» **To do**
A - Decide whether each statement agrees with the passage on the Iranian air force: (i) Iran started manufacturing the Iran-140 in 2002 with Ukraine's cooperation; (ii) the Shabaviz 206 is Iran's version of the Bell 212; (iii) the decision to build a local aerospace industry was taken in the early 1990s. Answer yes or no for each, quoting the deciding words.
B - Carry on the passage on the Iranian air force from the point where it stops.

» **Source extract**
■ ■ ■ ■ ■
The Islamic Republic of Iran Air Force (IRIAF) is the aviation branch of the Islamic Republic of Iran Army. The present Air Force came into being in the early 1980s when the former Imperial Iranian Air Force was renamed.
The Air Force has attempted with some success to maintain in service the large number of American-built aircraft which Iran acquired during the Shah’s regime. The Air Force has turned to purchases of Soviet and Chinese aircraft, as well as pressing ex-Iraqi aircraft into service, and indigenously built aircraft, in order to maintain a capable force.
The IRIAF came into being when the former Imperial Iranian Air Force (IIAF) was renamed following the Islamic Revolution in Iran, in February 1979.
This “new” Iranian air force largely inherited the equipment and structure of the former IIAF, even losing most of its leading officers in the course of post-revolutionary chaos, as well as due to the prosecution of those considered as loyal to the Shah, pro-U.S. or elsewhere by the new government in Tehran.
Due to strained relations with the west, Iran had to procure new equipment from Brazil, Russia and the People’s Republic of China. Since the Revolution, the exact composition of the IRIAF is hard to determine, but estimates do exist. Many aircraft belonging to the Iraqi Air Force took refuge in Iran during the Persian Gulf War in 1991, and many were put into service with the IRIAF or taken apart for spare parts. Due to the continuous spare parts shortages faced by the air force, a decision was made in the late 1980s to develop a local aerospace industry to support the air force.
In 2002, Iran with the co-operation of Ukraine, successfully started the manufacture of the Iran-140; a licence-built version of the Antonov An-140 transport aircraft. Simultaneously, Iran began construction of two domestically produced fighters, upgraded using technology from the F-14 Tomcat and the F-5 Tiger II. The fighters have been named the Azarakhsh and the Shafaq.
Since then the country has also become self-sufficient in the manufacture of helicopters. The country claims that it is capable of producing the old U.S. AH-1 Cobra gunship. Additionally, Iran also produces Bell Helicopter Bell 212 and Bell 206 helicopters in serial production. These are known respectively as the Shabaviz 2-75 and the Shabaviz 206.
■ ■ ■ ■ ■
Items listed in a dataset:
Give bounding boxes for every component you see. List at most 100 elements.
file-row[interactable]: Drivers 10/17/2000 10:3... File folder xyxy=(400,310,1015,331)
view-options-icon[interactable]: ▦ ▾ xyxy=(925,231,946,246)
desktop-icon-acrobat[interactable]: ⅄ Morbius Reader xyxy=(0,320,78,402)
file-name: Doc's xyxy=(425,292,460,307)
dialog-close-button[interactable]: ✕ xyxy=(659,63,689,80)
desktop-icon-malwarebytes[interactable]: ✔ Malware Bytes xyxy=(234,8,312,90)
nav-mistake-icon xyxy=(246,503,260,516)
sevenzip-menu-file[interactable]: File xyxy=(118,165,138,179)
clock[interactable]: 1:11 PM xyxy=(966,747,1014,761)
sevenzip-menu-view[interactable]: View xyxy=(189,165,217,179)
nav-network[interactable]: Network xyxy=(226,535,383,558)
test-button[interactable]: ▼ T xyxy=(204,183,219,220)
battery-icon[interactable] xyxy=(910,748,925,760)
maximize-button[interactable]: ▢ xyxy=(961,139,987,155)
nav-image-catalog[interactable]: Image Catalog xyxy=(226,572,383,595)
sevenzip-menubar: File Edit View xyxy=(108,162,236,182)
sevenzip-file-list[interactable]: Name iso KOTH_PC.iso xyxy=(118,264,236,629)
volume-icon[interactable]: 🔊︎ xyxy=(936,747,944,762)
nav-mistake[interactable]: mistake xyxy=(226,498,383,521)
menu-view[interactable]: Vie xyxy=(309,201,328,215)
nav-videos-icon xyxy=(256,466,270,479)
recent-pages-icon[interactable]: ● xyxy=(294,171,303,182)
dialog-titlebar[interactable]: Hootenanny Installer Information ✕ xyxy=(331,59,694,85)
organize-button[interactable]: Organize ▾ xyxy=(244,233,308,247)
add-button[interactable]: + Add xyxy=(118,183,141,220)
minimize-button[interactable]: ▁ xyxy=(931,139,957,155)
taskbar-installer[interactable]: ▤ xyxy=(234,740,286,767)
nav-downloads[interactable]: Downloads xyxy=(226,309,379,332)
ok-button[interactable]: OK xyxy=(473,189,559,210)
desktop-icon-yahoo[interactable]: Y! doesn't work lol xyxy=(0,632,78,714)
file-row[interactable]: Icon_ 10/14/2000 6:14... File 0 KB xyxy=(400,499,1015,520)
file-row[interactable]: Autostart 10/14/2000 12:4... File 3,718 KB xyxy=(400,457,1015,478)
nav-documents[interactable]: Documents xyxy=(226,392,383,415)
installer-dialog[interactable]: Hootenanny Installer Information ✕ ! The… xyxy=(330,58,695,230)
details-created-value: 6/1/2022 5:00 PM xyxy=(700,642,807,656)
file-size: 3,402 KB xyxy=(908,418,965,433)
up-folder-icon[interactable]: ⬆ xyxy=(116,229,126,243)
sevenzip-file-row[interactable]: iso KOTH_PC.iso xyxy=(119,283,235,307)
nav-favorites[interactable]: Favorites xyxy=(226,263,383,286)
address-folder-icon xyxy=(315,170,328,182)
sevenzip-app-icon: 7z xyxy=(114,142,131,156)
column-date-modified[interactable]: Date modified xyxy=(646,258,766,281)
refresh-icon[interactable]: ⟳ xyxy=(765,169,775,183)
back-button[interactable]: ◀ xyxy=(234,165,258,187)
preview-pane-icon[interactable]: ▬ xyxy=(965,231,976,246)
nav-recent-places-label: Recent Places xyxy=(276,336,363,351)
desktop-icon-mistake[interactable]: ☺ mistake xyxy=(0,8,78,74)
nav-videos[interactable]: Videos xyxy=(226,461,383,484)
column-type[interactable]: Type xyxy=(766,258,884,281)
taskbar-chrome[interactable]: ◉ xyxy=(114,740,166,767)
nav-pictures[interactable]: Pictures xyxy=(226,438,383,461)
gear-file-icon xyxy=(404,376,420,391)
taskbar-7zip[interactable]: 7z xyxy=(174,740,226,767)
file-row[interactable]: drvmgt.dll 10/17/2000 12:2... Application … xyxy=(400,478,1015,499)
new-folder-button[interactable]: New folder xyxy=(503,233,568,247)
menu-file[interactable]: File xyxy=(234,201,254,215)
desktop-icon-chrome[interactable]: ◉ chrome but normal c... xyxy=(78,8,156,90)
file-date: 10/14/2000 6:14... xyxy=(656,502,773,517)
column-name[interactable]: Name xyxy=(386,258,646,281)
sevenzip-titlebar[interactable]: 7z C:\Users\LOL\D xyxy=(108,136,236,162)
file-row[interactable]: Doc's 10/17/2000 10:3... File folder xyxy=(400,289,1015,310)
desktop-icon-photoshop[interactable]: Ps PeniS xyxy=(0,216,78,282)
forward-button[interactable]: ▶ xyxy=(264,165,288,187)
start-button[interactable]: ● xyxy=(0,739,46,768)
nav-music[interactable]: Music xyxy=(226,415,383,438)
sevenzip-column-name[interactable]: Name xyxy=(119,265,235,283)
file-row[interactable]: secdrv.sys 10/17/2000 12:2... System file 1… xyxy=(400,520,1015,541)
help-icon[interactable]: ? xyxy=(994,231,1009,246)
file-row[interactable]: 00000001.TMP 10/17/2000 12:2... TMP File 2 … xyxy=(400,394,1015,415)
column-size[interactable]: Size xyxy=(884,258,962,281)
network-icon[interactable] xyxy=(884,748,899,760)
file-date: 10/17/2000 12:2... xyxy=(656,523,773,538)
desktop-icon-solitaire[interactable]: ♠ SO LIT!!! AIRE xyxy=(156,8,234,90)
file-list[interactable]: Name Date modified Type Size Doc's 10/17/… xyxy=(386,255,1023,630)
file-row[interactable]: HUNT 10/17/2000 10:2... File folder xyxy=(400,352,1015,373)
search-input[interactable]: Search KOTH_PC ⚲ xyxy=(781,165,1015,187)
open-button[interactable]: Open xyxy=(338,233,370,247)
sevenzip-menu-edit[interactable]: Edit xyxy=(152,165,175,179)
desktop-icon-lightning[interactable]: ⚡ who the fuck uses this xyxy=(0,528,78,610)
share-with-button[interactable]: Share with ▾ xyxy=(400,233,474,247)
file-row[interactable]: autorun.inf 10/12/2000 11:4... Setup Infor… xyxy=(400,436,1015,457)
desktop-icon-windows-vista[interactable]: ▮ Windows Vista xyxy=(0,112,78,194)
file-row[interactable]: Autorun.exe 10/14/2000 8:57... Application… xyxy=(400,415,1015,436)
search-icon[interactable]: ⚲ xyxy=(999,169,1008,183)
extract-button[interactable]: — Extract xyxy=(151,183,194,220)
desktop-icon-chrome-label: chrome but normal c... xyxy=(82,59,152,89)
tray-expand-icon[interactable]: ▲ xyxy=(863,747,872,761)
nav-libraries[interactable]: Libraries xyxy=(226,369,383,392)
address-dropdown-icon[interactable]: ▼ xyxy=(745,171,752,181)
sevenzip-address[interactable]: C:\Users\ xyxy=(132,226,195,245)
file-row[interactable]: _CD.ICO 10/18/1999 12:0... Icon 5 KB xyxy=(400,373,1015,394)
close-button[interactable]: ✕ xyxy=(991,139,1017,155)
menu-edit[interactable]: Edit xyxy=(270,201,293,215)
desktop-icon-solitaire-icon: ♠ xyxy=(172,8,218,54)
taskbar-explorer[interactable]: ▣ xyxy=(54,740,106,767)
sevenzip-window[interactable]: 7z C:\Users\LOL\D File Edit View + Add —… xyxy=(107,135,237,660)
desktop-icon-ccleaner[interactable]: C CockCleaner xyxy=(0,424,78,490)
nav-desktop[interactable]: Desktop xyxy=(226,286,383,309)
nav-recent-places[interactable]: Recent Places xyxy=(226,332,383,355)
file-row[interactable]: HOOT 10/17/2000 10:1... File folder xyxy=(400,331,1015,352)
■ ■ ■ ■ ■
» **Set of answers**
A -
(i) Yes: "In 2002, Iran with the co-operation of Ukraine, successfully started the manufacture of the Iran-140"
(ii) No: "Bell 212 and Bell 206 helicopters in serial production. These are known respectively as the Shabaviz 2-75 and the Shabaviz 206"
(iii) No: "a decision was made in the late 1980s to develop a local aerospace industry to support the air force"

B -
Immediately after the end of the Iran–Iraq War, the IRIAF was partially rebuilt through limited purchases of MiG-29 fighters and Su-24 bombers from the Soviet Union, as well as F-7M and FT-7 fighters from China. While providing needed reinforcement to the Iranian Air Force, these types never replaced the older, U.S.-built F-4 Phantoms, F-14s (the IRIAF is now the only air arm in the world using the fighter), or F-5s. Instead, the IRIAF continued its efforts to keep these types in service, and began a number of projects to refurbish and upgrade them.
During the 1991 Persian Gulf War, numerous Iraqi pilots flew Iraqi Air Force aircraft to Iran to avoid destruction by coalition forces. The Iranians impounded these aircraft and never returned them, putting them in service in the IRIAF and claiming them as reparations for the Iran–Iraq War. The aircraft included several Mirage F1s, MiG-23s, MiG-29s, Su-20s, Su-22Ms, Su-24s, Su-25s and a number of Il-76s, including the secret, one-off AEW-AWACS Il-76 “ADNAN 1” prototype.
Even after the cease-fire with Iraq, the IRIAF carried out several air raids against Kurdish separatist’s bases in Northern Iraq. The first of such raids was conducted using eight F-4s armed with rockets and cluster bombs on 6 April 1992 against People’s Mujahedin of Iran’s Camp Ashraf. During this event one F-4 was shot down by either insurgent or Iraqi military AAA and both pilots (Lt. Col Amini and Cpt. Sharifi) were captured and not freed until 1998. Despite threats of response, Iraq wasn’t able to retaliate due to its own fight against Kurdish separatist guerillas and the Western-imposed no-fly zones that crippled and limited its air force’s operations.
In 2006, after Iranian media published a series of reports suggesting that Venezuela was interested in selling its 21 F-16 Fighting Falcons to Iran, a Hugo Chavez adviser confirmed to the Associated Press that “Venezuela’s military is considering selling its fleet of U.S.-made F-16 fighter jets to another country, possibly Iran, in response to a U.S. ban on arms sales to President Hugo Chávez’s government”. In response, Sean McCormack, a U.S. State Department spokesperson, warned Venezuela that “without the written consent of the United States, Venezuela can’t transfer these defence articles, and in this case F-16s, to a third country”.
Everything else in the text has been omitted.